- [JOUW OPDRACHT]: Geef de onderstaande gegevens ongewijzigd opnieuw weer, regel voor regel.

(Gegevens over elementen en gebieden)
━━━━━━━━
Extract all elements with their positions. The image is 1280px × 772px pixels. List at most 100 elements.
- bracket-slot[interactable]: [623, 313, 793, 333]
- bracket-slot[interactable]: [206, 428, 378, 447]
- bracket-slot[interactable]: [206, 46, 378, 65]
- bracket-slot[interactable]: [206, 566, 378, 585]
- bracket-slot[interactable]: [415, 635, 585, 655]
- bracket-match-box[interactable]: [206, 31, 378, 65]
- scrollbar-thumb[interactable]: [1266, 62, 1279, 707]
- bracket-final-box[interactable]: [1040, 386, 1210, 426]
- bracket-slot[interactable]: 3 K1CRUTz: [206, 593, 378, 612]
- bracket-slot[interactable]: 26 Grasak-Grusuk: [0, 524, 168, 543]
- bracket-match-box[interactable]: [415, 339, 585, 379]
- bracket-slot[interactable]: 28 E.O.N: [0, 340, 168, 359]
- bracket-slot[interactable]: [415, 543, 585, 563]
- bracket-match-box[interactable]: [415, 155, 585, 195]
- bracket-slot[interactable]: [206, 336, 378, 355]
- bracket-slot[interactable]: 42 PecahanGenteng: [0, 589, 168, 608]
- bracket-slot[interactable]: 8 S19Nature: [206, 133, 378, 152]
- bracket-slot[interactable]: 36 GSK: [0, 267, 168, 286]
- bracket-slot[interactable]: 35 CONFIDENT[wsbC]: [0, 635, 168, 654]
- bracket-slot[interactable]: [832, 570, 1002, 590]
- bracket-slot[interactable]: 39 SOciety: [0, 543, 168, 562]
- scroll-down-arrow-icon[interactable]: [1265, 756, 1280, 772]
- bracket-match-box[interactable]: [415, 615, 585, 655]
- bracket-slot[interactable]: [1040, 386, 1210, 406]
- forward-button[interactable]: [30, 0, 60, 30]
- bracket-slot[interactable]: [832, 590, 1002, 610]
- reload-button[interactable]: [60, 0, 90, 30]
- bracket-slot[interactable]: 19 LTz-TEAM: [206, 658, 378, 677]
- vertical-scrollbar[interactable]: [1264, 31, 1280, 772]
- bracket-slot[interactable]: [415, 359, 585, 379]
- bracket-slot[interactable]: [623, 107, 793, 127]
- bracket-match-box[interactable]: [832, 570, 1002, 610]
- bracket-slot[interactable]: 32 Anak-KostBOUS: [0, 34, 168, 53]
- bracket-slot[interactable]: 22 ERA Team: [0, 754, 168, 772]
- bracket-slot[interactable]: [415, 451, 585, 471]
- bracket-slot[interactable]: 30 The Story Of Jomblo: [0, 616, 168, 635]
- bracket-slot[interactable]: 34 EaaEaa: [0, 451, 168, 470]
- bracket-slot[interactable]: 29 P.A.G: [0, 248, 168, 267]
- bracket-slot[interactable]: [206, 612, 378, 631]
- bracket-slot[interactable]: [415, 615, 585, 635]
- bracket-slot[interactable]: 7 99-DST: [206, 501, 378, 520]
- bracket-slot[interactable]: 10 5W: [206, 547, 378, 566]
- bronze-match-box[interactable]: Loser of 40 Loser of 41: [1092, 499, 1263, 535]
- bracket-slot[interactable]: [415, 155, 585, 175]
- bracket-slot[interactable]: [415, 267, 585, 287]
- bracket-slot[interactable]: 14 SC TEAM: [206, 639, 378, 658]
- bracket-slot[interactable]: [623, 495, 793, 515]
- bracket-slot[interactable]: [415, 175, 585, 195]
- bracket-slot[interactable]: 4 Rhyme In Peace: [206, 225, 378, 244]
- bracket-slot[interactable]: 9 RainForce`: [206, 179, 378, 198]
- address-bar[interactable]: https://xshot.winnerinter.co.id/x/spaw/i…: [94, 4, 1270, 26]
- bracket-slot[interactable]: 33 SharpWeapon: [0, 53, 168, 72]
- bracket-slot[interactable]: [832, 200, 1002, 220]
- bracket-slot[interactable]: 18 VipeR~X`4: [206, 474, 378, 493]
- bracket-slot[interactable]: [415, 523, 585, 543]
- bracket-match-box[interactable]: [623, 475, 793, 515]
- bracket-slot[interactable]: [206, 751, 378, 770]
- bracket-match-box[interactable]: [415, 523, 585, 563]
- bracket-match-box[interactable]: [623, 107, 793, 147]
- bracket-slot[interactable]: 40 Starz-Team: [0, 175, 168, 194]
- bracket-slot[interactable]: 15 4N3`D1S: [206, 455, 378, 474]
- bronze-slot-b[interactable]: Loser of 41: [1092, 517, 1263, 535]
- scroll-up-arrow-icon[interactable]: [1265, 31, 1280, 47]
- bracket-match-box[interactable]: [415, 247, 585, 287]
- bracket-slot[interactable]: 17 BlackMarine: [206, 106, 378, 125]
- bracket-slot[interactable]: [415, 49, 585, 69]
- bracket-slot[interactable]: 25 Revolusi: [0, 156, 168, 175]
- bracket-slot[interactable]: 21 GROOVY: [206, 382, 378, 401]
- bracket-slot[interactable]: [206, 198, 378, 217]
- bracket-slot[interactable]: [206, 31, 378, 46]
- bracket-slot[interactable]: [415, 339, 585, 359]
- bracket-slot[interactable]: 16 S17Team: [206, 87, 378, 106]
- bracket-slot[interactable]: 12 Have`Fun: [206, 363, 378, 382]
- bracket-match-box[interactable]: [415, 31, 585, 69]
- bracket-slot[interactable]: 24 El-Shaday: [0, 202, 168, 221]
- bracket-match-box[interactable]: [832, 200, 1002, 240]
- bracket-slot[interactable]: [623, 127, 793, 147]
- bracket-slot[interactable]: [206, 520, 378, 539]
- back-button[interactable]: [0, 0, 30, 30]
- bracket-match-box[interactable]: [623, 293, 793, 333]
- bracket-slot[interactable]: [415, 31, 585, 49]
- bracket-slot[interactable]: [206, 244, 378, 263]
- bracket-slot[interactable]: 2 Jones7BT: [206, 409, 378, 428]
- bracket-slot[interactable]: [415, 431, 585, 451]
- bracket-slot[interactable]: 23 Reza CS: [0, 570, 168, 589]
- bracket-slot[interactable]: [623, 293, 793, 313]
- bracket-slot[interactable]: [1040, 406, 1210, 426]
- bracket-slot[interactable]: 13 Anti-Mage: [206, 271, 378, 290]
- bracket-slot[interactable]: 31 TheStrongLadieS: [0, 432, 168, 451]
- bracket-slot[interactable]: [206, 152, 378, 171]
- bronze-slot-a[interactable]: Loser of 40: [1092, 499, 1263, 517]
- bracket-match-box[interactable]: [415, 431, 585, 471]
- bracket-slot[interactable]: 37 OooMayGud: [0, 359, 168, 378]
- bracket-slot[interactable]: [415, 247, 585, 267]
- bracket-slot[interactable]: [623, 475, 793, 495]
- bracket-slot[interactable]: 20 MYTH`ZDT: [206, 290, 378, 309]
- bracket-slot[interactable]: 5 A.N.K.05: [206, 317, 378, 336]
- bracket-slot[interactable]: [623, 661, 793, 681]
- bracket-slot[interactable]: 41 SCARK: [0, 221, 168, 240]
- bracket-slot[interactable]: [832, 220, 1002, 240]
━━━━━━━━
- [UITGEWERKTE OPLOSSING]:
Extract all elements with their positions. The image is 1280px × 772px pixels. List at most 100 elements.
- bracket-slot[interactable]: [623, 313, 793, 333]
- bracket-slot[interactable]: [206, 428, 378, 447]
- bracket-slot[interactable]: [206, 46, 378, 65]
- bracket-slot[interactable]: [206, 566, 378, 585]
- bracket-slot[interactable]: [415, 635, 585, 655]
- bracket-match-box[interactable]: [206, 31, 378, 65]
- scrollbar-thumb[interactable]: [1266, 62, 1279, 707]
- bracket-final-box[interactable]: [1040, 386, 1210, 426]
- bracket-slot[interactable]: 3 K1CRUTz: [206, 593, 378, 612]
- bracket-slot[interactable]: 26 Grasak-Grusuk: [0, 524, 168, 543]
- bracket-match-box[interactable]: [415, 339, 585, 379]
- bracket-slot[interactable]: 28 E.O.N: [0, 340, 168, 359]
- bracket-slot[interactable]: [415, 543, 585, 563]
- bracket-match-box[interactable]: [415, 155, 585, 195]
- bracket-slot[interactable]: [206, 336, 378, 355]
- bracket-slot[interactable]: 42 PecahanGenteng: [0, 589, 168, 608]
- bracket-slot[interactable]: 8 S19Nature: [206, 133, 378, 152]
- bracket-slot[interactable]: 36 GSK: [0, 267, 168, 286]
- bracket-slot[interactable]: 35 CONFIDENT[wsbC]: [0, 635, 168, 654]
- bracket-slot[interactable]: [832, 570, 1002, 590]
- bracket-slot[interactable]: 39 SOciety: [0, 543, 168, 562]
- scroll-down-arrow-icon[interactable]: [1265, 756, 1280, 772]
- bracket-match-box[interactable]: [415, 615, 585, 655]
- bracket-slot[interactable]: [1040, 386, 1210, 406]
- forward-button[interactable]: [30, 0, 60, 30]
- bracket-slot[interactable]: [832, 590, 1002, 610]
- reload-button[interactable]: [60, 0, 90, 30]
- bracket-slot[interactable]: 19 LTz-TEAM: [206, 658, 378, 677]
- vertical-scrollbar[interactable]: [1264, 31, 1280, 772]
- bracket-slot[interactable]: [415, 359, 585, 379]
- bracket-slot[interactable]: [623, 107, 793, 127]
- bracket-match-box[interactable]: [832, 570, 1002, 610]
- bracket-slot[interactable]: 32 Anak-KostBOUS: [0, 34, 168, 53]
- bracket-slot[interactable]: 22 ERA Team: [0, 754, 168, 772]
- bracket-slot[interactable]: [415, 451, 585, 471]
- bracket-slot[interactable]: 30 The Story Of Jomblo: [0, 616, 168, 635]
- bracket-slot[interactable]: 34 EaaEaa: [0, 451, 168, 470]
- bracket-slot[interactable]: 29 P.A.G: [0, 248, 168, 267]
- bracket-slot[interactable]: [206, 612, 378, 631]
- bracket-slot[interactable]: [415, 615, 585, 635]
- bracket-slot[interactable]: 7 99-DST: [206, 501, 378, 520]
- bracket-slot[interactable]: 10 5W: [206, 547, 378, 566]
- bronze-match-box[interactable]: Loser of 40 Loser of 41: [1092, 499, 1263, 535]
- bracket-slot[interactable]: [415, 155, 585, 175]
- bracket-slot[interactable]: [415, 267, 585, 287]
- bracket-slot[interactable]: 14 SC TEAM: [206, 639, 378, 658]
- bracket-slot[interactable]: [623, 495, 793, 515]
- bracket-slot[interactable]: [415, 175, 585, 195]
- bracket-slot[interactable]: 4 Rhyme In Peace: [206, 225, 378, 244]
- bracket-slot[interactable]: 9 RainForce`: [206, 179, 378, 198]
- address-bar[interactable]: https://xshot.winnerinter.co.id/x/spaw/i…: [94, 4, 1270, 26]
- bracket-slot[interactable]: 33 SharpWeapon: [0, 53, 168, 72]
- bracket-slot[interactable]: [832, 200, 1002, 220]
- bracket-slot[interactable]: 18 VipeR~X`4: [206, 474, 378, 493]
- bracket-slot[interactable]: [415, 523, 585, 543]
- bracket-match-box[interactable]: [623, 475, 793, 515]
- bracket-slot[interactable]: [206, 751, 378, 770]
- bracket-match-box[interactable]: [415, 523, 585, 563]
- bracket-match-box[interactable]: [623, 107, 793, 147]
- bracket-slot[interactable]: 40 Starz-Team: [0, 175, 168, 194]
- bracket-slot[interactable]: 15 4N3`D1S: [206, 455, 378, 474]
- bronze-slot-b[interactable]: Loser of 41: [1092, 517, 1263, 535]
- scroll-up-arrow-icon[interactable]: [1265, 31, 1280, 47]
- bracket-match-box[interactable]: [415, 247, 585, 287]
- bracket-slot[interactable]: 17 BlackMarine: [206, 106, 378, 125]
- bracket-slot[interactable]: [415, 49, 585, 69]
- bracket-slot[interactable]: 25 Revolusi: [0, 156, 168, 175]
- bracket-slot[interactable]: 21 GROOVY: [206, 382, 378, 401]
- bracket-slot[interactable]: [206, 198, 378, 217]
- bracket-slot[interactable]: [206, 31, 378, 46]
- bracket-slot[interactable]: [415, 339, 585, 359]
- bracket-slot[interactable]: 16 S17Team: [206, 87, 378, 106]
- bracket-slot[interactable]: 12 Have`Fun: [206, 363, 378, 382]
- bracket-match-box[interactable]: [415, 31, 585, 69]
- bracket-slot[interactable]: 24 El-Shaday: [0, 202, 168, 221]
- bracket-match-box[interactable]: [832, 200, 1002, 240]
- bracket-slot[interactable]: [623, 127, 793, 147]
- bracket-slot[interactable]: [206, 520, 378, 539]
- back-button[interactable]: [0, 0, 30, 30]
- bracket-match-box[interactable]: [623, 293, 793, 333]
- bracket-slot[interactable]: [415, 31, 585, 49]
- bracket-slot[interactable]: [206, 244, 378, 263]
- bracket-slot[interactable]: 2 Jones7BT: [206, 409, 378, 428]
- bracket-slot[interactable]: [415, 431, 585, 451]
- bracket-slot[interactable]: 23 Reza CS: [0, 570, 168, 589]
- bracket-slot[interactable]: [623, 293, 793, 313]
- bracket-slot[interactable]: [1040, 406, 1210, 426]
- bracket-slot[interactable]: 13 Anti-Mage: [206, 271, 378, 290]
- bracket-slot[interactable]: 31 TheStrongLadieS: [0, 432, 168, 451]
- bracket-slot[interactable]: [206, 152, 378, 171]
- bronze-slot-a[interactable]: Loser of 40: [1092, 499, 1263, 517]
- bracket-match-box[interactable]: [415, 431, 585, 471]
- bracket-slot[interactable]: 37 OooMayGud: [0, 359, 168, 378]
- bracket-slot[interactable]: [415, 247, 585, 267]
- bracket-slot[interactable]: [623, 475, 793, 495]
- bracket-slot[interactable]: 20 MYTH`ZDT: [206, 290, 378, 309]
- bracket-slot[interactable]: 5 A.N.K.05: [206, 317, 378, 336]
- bracket-slot[interactable]: [623, 661, 793, 681]
- bracket-slot[interactable]: 41 SCARK: [0, 221, 168, 240]
- bracket-slot[interactable]: [832, 220, 1002, 240]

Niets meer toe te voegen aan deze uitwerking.